[BEGIN ENTRIES SHOWN]

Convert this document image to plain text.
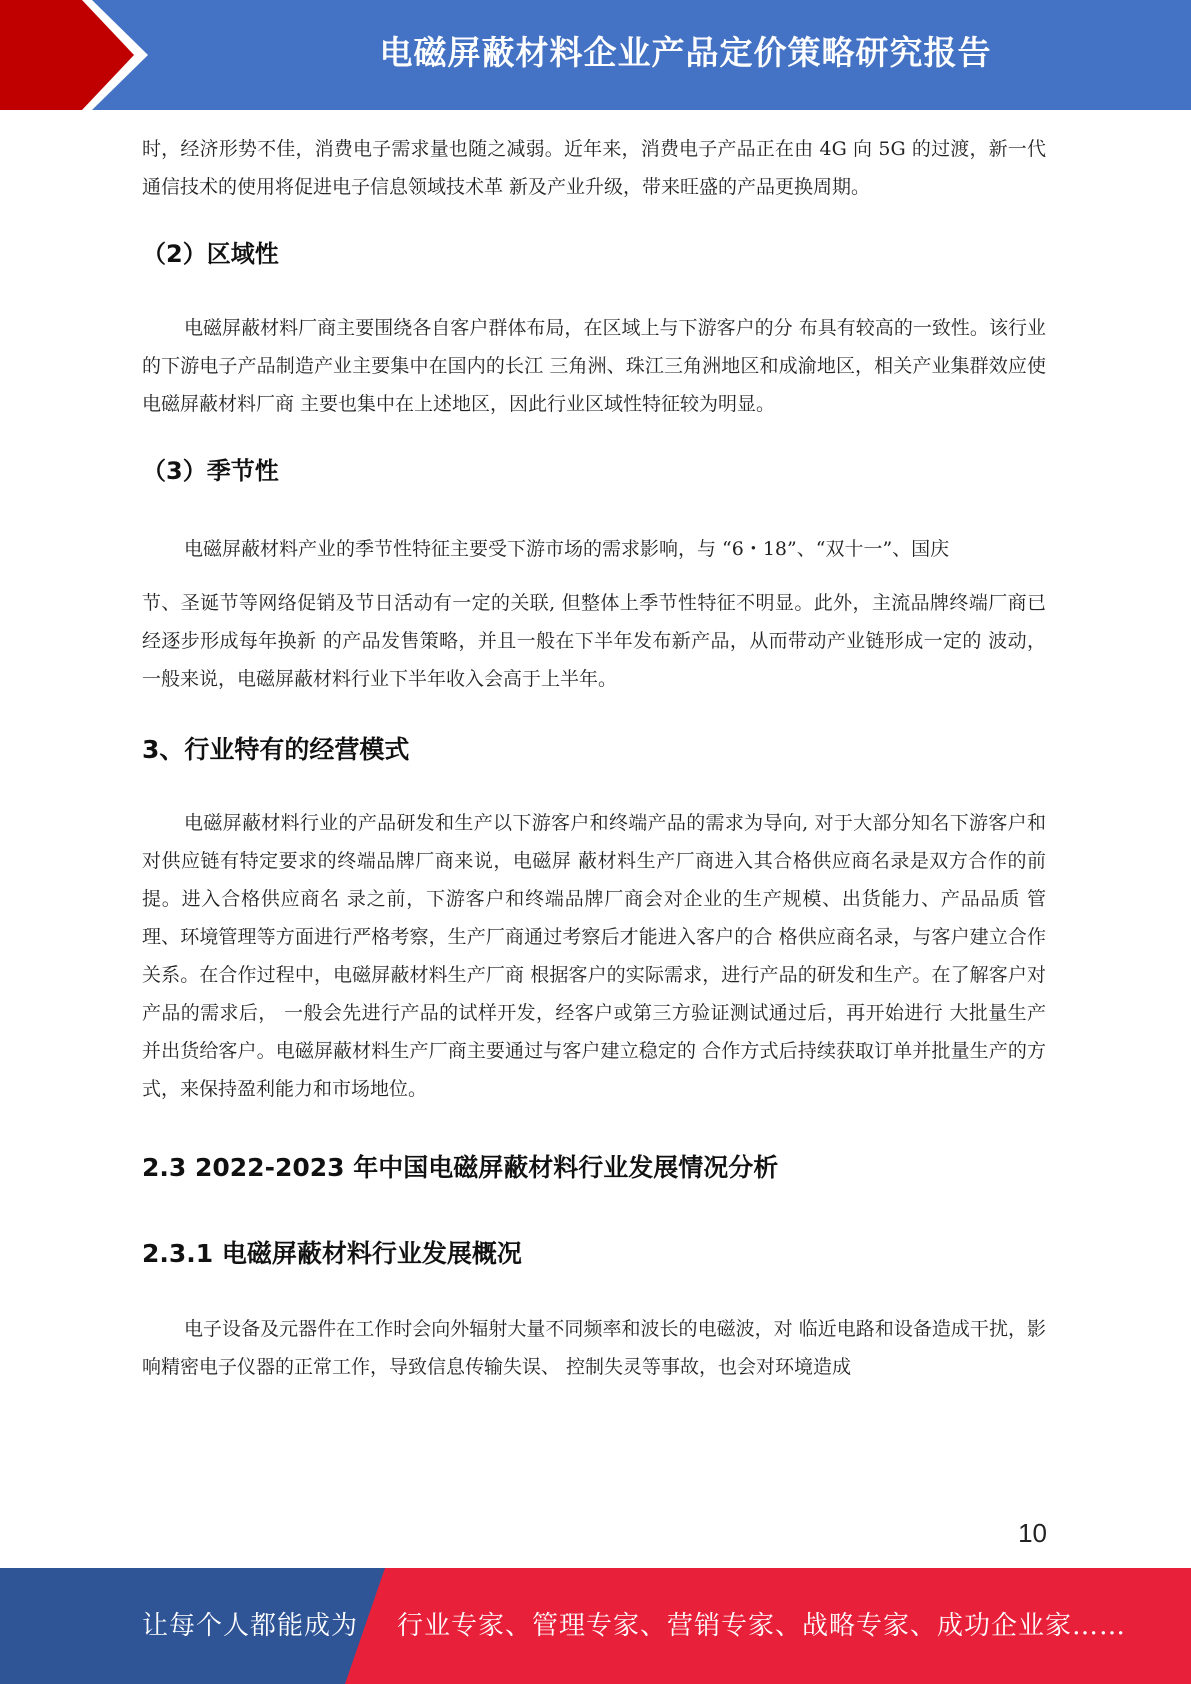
电磁屏蔽材料企业产品定价策略研究报告

时，经济形势不佳，消费电子需求量也随之减弱。近年来，消费电子产品正在由 4G 向 5G 的过渡，新一代通信技术的使用将促进电子信息领域技术革 新及产业升级，带来旺盛的产品更换周期。

（2）区域性

电磁屏蔽材料厂商主要围绕各自客户群体布局，在区域上与下游客户的分 布具有较高的一致性。该行业的下游电子产品制造产业主要集中在国内的长江 三角洲、珠江三角洲地区和成渝地区，相关产业集群效应使电磁屏蔽材料厂商 主要也集中在上述地区，因此行业区域性特征较为明显。

（3）季节性

电磁屏蔽材料产业的季节性特征主要受下游市场的需求影响，与 “6・18”、“双十一”、国庆

节、圣诞节等网络促销及节日活动有一定的关联, 但整体上季节性特征不明显。此外，主流品牌终端厂商已经逐步形成每年换新 的产品发售策略，并且一般在下半年发布新产品，从而带动产业链形成一定的 波动，一般来说，电磁屏蔽材料行业下半年收入会高于上半年。

3、行业特有的经营模式

电磁屏蔽材料行业的产品研发和生产以下游客户和终端产品的需求为导向, 对于大部分知名下游客户和对供应链有特定要求的终端品牌厂商来说，电磁屏 蔽材料生产厂商进入其合格供应商名录是双方合作的前提。进入合格供应商名 录之前，下游客户和终端品牌厂商会对企业的生产规模、出货能力、产品品质 管理、环境管理等方面进行严格考察，生产厂商通过考察后才能进入客户的合 格供应商名录，与客户建立合作关系。在合作过程中，电磁屏蔽材料生产厂商 根据客户的实际需求，进行产品的研发和生产。在了解客户对产品的需求后， 一般会先进行产品的试样开发，经客户或第三方验证测试通过后，再开始进行 大批量生产并出货给客户。电磁屏蔽材料生产厂商主要通过与客户建立稳定的 合作方式后持续获取订单并批量生产的方式，来保持盈利能力和市场地位。

2.3 2022-2023 年中国电磁屏蔽材料行业发展情况分析
2.3.1 电磁屏蔽材料行业发展概况

电子设备及元器件在工作时会向外辐射大量不同频率和波长的电磁波，对 临近电路和设备造成干扰，影响精密电子仪器的正常工作，导致信息传输失误、 控制失灵等事故，也会对环境造成

10
让每个人都能成为 行业专家、管理专家、营销专家、战略专家、成功企业家……
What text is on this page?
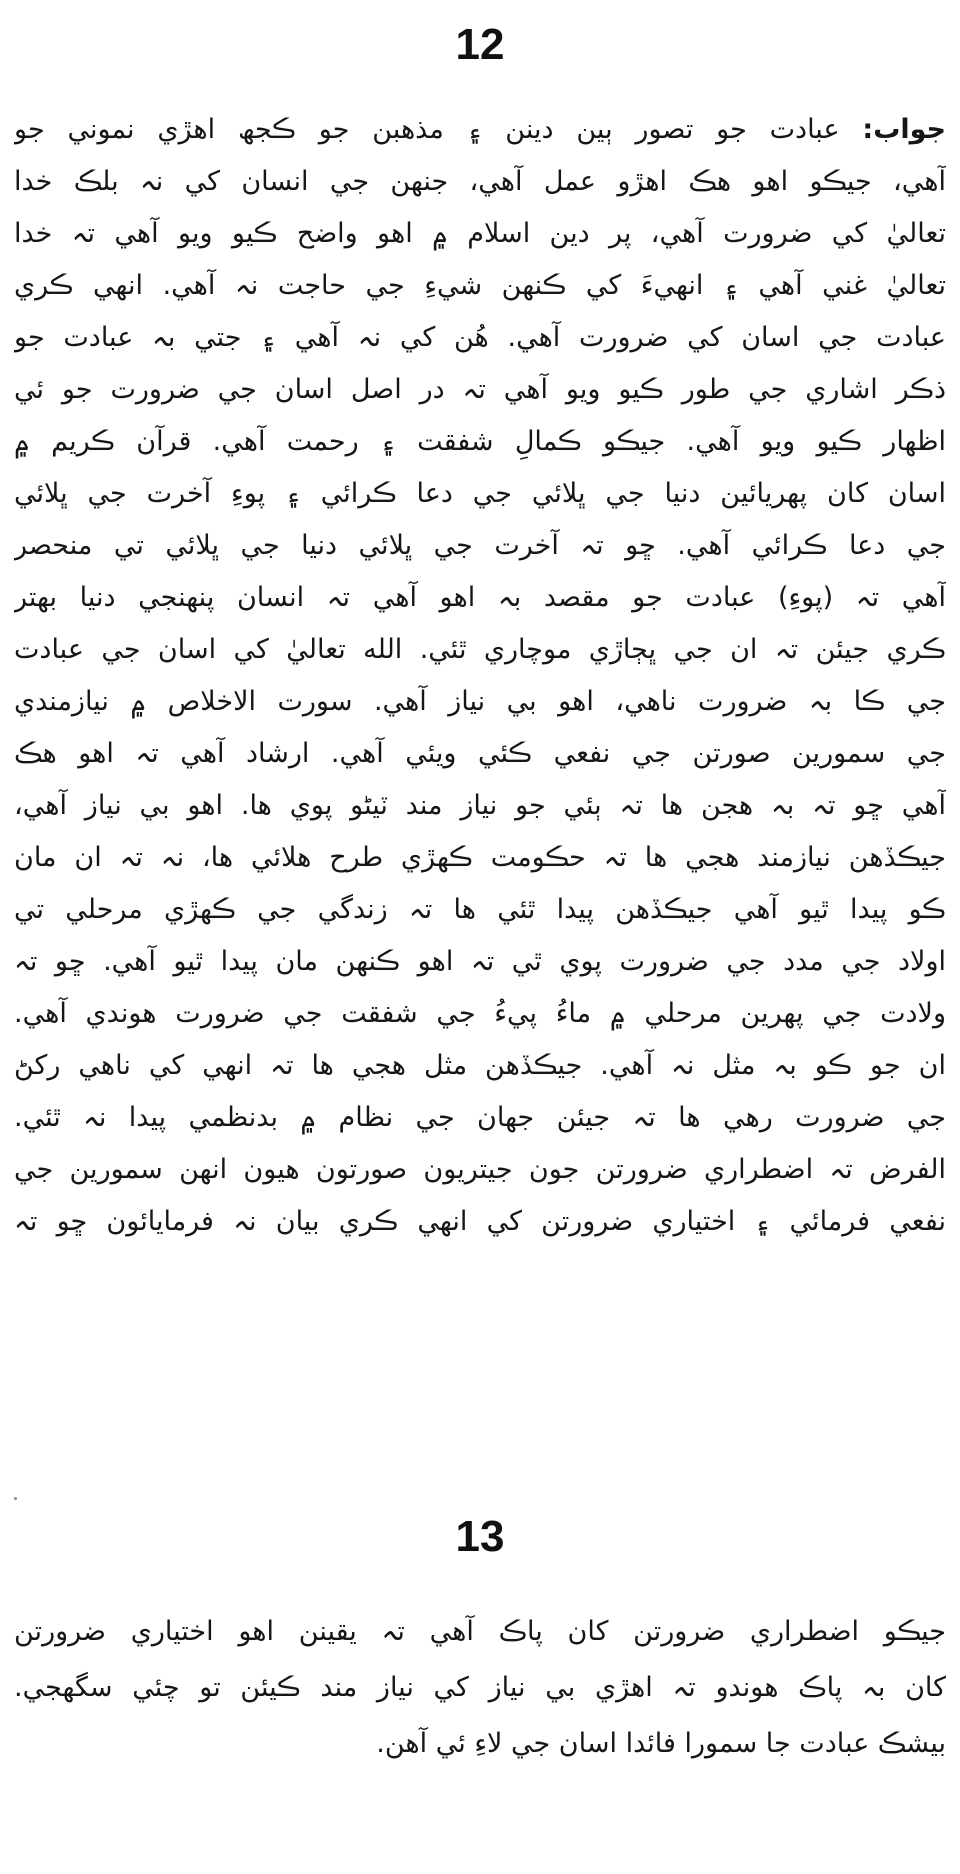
12
جواب: عبادت جو تصور ٻين دينن ۽ مذهبن جو ڪجھ اهڙي نموني جو
آهي، جيڪو اهو هڪ اهڙو عمل آهي، جنهن جي انسان کي نہ بلڪ خدا
تعاليٰ کي ضرورت آهي، پر دين اسلام ۾ اهو واضح ڪيو ويو آهي تہ خدا
تعاليٰ غني آهي ۽ انهيءَ کي ڪنهن شيءِ جي حاجت نہ آهي. انهي ڪري
عبادت جي اسان کي ضرورت آهي. هُن کي نہ آهي ۽ جتي بہ عبادت جو
ذڪر اشاري جي طور ڪيو ويو آهي تہ در اصل اسان جي ضرورت جو ئي
اظهار ڪيو ويو آهي. جيڪو ڪمالِ شفقت ۽ رحمت آهي. قرآن ڪريم ۾
اسان کان پهريائين دنيا جي ڀلائي جي دعا ڪرائي ۽ پوءِ آخرت جي ڀلائي
جي دعا ڪرائي آهي. ڇو تہ آخرت جي ڀلائي دنيا جي ڀلائي تي منحصر
آهي تہ (پوءِ) عبادت جو مقصد بہ اهو آهي تہ انسان پنهنجي دنيا بهتر
ڪري جيئن تہ ان جي ڀڄاڙي موچاري ٿئي. الله تعاليٰ کي اسان جي عبادت
جي ڪا بہ ضرورت ناهي، اهو بي نياز آهي. سورت الاخلاص ۾ نيازمندي
جي سمورين صورتن جي نفعي ڪئي ويئي آهي. ارشاد آهي تہ اهو هڪ
آهي ڇو تہ بہ هجن ها تہ ٻئي جو نياز مند ٽيڻو پوي ها. اهو بي نياز آهي،
جيڪڏهن نيازمند هجي ها تہ حڪومت ڪهڙي طرح هلائي ها، نہ تہ ان مان
ڪو پيدا ٿيو آهي جيڪڏهن پيدا ٿئي ها تہ زندگي جي ڪهڙي مرحلي تي
اولاد جي مدد جي ضرورت پوي ٿي تہ اهو ڪنهن مان پيدا ٿيو آهي. ڇو تہ
ولادت جي پهرين مرحلي ۾ ماءُ پيءُ جي شفقت جي ضرورت هوندي آهي.
ان جو ڪو بہ مثل نہ آهي. جيڪڏهن مثل هجي ها تہ انهي کي ناهي رکڻ
جي ضرورت رهي ها تہ جيئن جهان جي نظام ۾ بدنظمي پيدا نہ ٿئي.
الفرض تہ اضطراري ضرورتن جون جيتريون صورتون هيون انهن سمورين جي
نفعي فرمائي ۽ اختياري ضرورتن کي انهي ڪري بيان نہ فرمايائون ڇو تہ
13
جيڪو اضطراري ضرورتن کان پاڪ آهي تہ يقينن اهو اختياري ضرورتن
کان بہ پاڪ هوندو تہ اهڙي بي نياز کي نياز مند ڪيئن تو چئي سگھجي.
بيشڪ عبادت جا سمورا فائدا اسان جي لاءِ ئي آهن.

[END ENTRIES SHOWN]

_GOAL_
Pick out the lines that contain "جيڪو" and copy them.

_TASK SOLUTION_
آهي، جيڪو اهو هڪ اهڙو عمل آهي، جنهن جي انسان کي نہ بلڪ خدا
اظهار ڪيو ويو آهي. جيڪو ڪمالِ شفقت ۽ رحمت آهي. قرآن ڪريم ۾
جيڪو اضطراري ضرورتن کان پاڪ آهي تہ يقينن اهو اختياري ضرورتن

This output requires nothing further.